■ **Job**:
Without including any images, reproduce each entry exactly.

## Begin

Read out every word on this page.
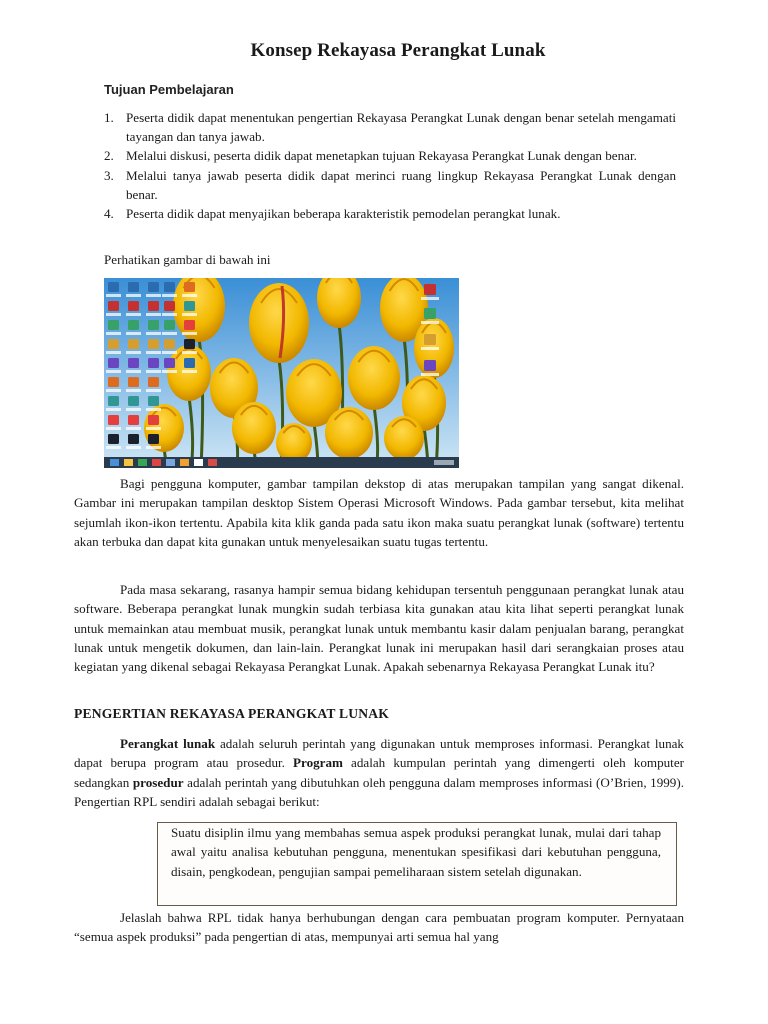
Konsep Rekayasa Perangkat Lunak
Tujuan Pembelajaran
1. Peserta didik dapat menentukan pengertian Rekayasa Perangkat Lunak dengan benar setelah mengamati tayangan dan tanya jawab.
2. Melalui diskusi, peserta didik dapat menetapkan tujuan Rekayasa Perangkat Lunak dengan benar.
3. Melalui tanya jawab peserta didik dapat merinci ruang lingkup Rekayasa Perangkat Lunak dengan benar.
4. Peserta didik dapat menyajikan beberapa karakteristik pemodelan perangkat lunak.

Perhatikan gambar di bawah ini

Bagi pengguna komputer, gambar tampilan dekstop di atas merupakan tampilan yang sangat dikenal. Gambar ini merupakan tampilan desktop Sistem Operasi Microsoft Windows. Pada gambar tersebut, kita melihat sejumlah ikon-ikon tertentu. Apabila kita klik ganda pada satu ikon maka suatu perangkat lunak (software) tertentu akan terbuka dan dapat kita gunakan untuk menyelesaikan suatu tugas tertentu.

Pada masa sekarang, rasanya hampir semua bidang kehidupan tersentuh penggunaan perangkat lunak atau software. Beberapa perangkat lunak mungkin sudah terbiasa kita gunakan atau kita lihat seperti perangkat lunak untuk memainkan atau membuat musik, perangkat lunak untuk membantu kasir dalam penjualan barang, perangkat lunak untuk mengetik dokumen, dan lain-lain. Perangkat lunak ini merupakan hasil dari serangkaian proses atau kegiatan yang dikenal sebagai Rekayasa Perangkat Lunak. Apakah sebenarnya Rekayasa Perangkat Lunak itu?

PENGERTIAN REKAYASA PERANGKAT LUNAK

Perangkat lunak adalah seluruh perintah yang digunakan untuk memproses informasi. Perangkat lunak dapat berupa program atau prosedur. Program adalah kumpulan perintah yang dimengerti oleh komputer sedangkan prosedur adalah perintah yang dibutuhkan oleh pengguna dalam memproses informasi (O’Brien, 1999). Pengertian RPL sendiri adalah sebagai berikut:

Suatu disiplin ilmu yang membahas semua aspek produksi perangkat lunak, mulai dari tahap awal yaitu analisa kebutuhan pengguna, menentukan spesifikasi dari kebutuhan pengguna, disain, pengkodean, pengujian sampai pemeliharaan sistem setelah digunakan.

Jelaslah bahwa RPL tidak hanya berhubungan dengan cara pembuatan program komputer. Pernyataan “semua aspek produksi” pada pengertian di atas, mempunyai arti semua hal yang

## End

■ **Result**:
Read out every word on this page.
Konsep Rekayasa Perangkat Lunak
Tujuan Pembelajaran
1. Peserta didik dapat menentukan pengertian Rekayasa Perangkat Lunak dengan benar setelah mengamati tayangan dan tanya jawab.
2. Melalui diskusi, peserta didik dapat menetapkan tujuan Rekayasa Perangkat Lunak dengan benar.
3. Melalui tanya jawab peserta didik dapat merinci ruang lingkup Rekayasa Perangkat Lunak dengan benar.
4. Peserta didik dapat menyajikan beberapa karakteristik pemodelan perangkat lunak.

Perhatikan gambar di bawah ini

Bagi pengguna komputer, gambar tampilan dekstop di atas merupakan tampilan yang sangat dikenal. Gambar ini merupakan tampilan desktop Sistem Operasi Microsoft Windows. Pada gambar tersebut, kita melihat sejumlah ikon-ikon tertentu. Apabila kita klik ganda pada satu ikon maka suatu perangkat lunak (software) tertentu akan terbuka dan dapat kita gunakan untuk menyelesaikan suatu tugas tertentu.

Pada masa sekarang, rasanya hampir semua bidang kehidupan tersentuh penggunaan perangkat lunak atau software. Beberapa perangkat lunak mungkin sudah terbiasa kita gunakan atau kita lihat seperti perangkat lunak untuk memainkan atau membuat musik, perangkat lunak untuk membantu kasir dalam penjualan barang, perangkat lunak untuk mengetik dokumen, dan lain-lain. Perangkat lunak ini merupakan hasil dari serangkaian proses atau kegiatan yang dikenal sebagai Rekayasa Perangkat Lunak. Apakah sebenarnya Rekayasa Perangkat Lunak itu?

PENGERTIAN REKAYASA PERANGKAT LUNAK

Perangkat lunak adalah seluruh perintah yang digunakan untuk memproses informasi. Perangkat lunak dapat berupa program atau prosedur. Program adalah kumpulan perintah yang dimengerti oleh komputer sedangkan prosedur adalah perintah yang dibutuhkan oleh pengguna dalam memproses informasi (O’Brien, 1999). Pengertian RPL sendiri adalah sebagai berikut:

Suatu disiplin ilmu yang membahas semua aspek produksi perangkat lunak, mulai dari tahap awal yaitu analisa kebutuhan pengguna, menentukan spesifikasi dari kebutuhan pengguna, disain, pengkodean, pengujian sampai pemeliharaan sistem setelah digunakan.

Jelaslah bahwa RPL tidak hanya berhubungan dengan cara pembuatan program komputer. Pernyataan “semua aspek produksi” pada pengertian di atas, mempunyai arti semua hal yang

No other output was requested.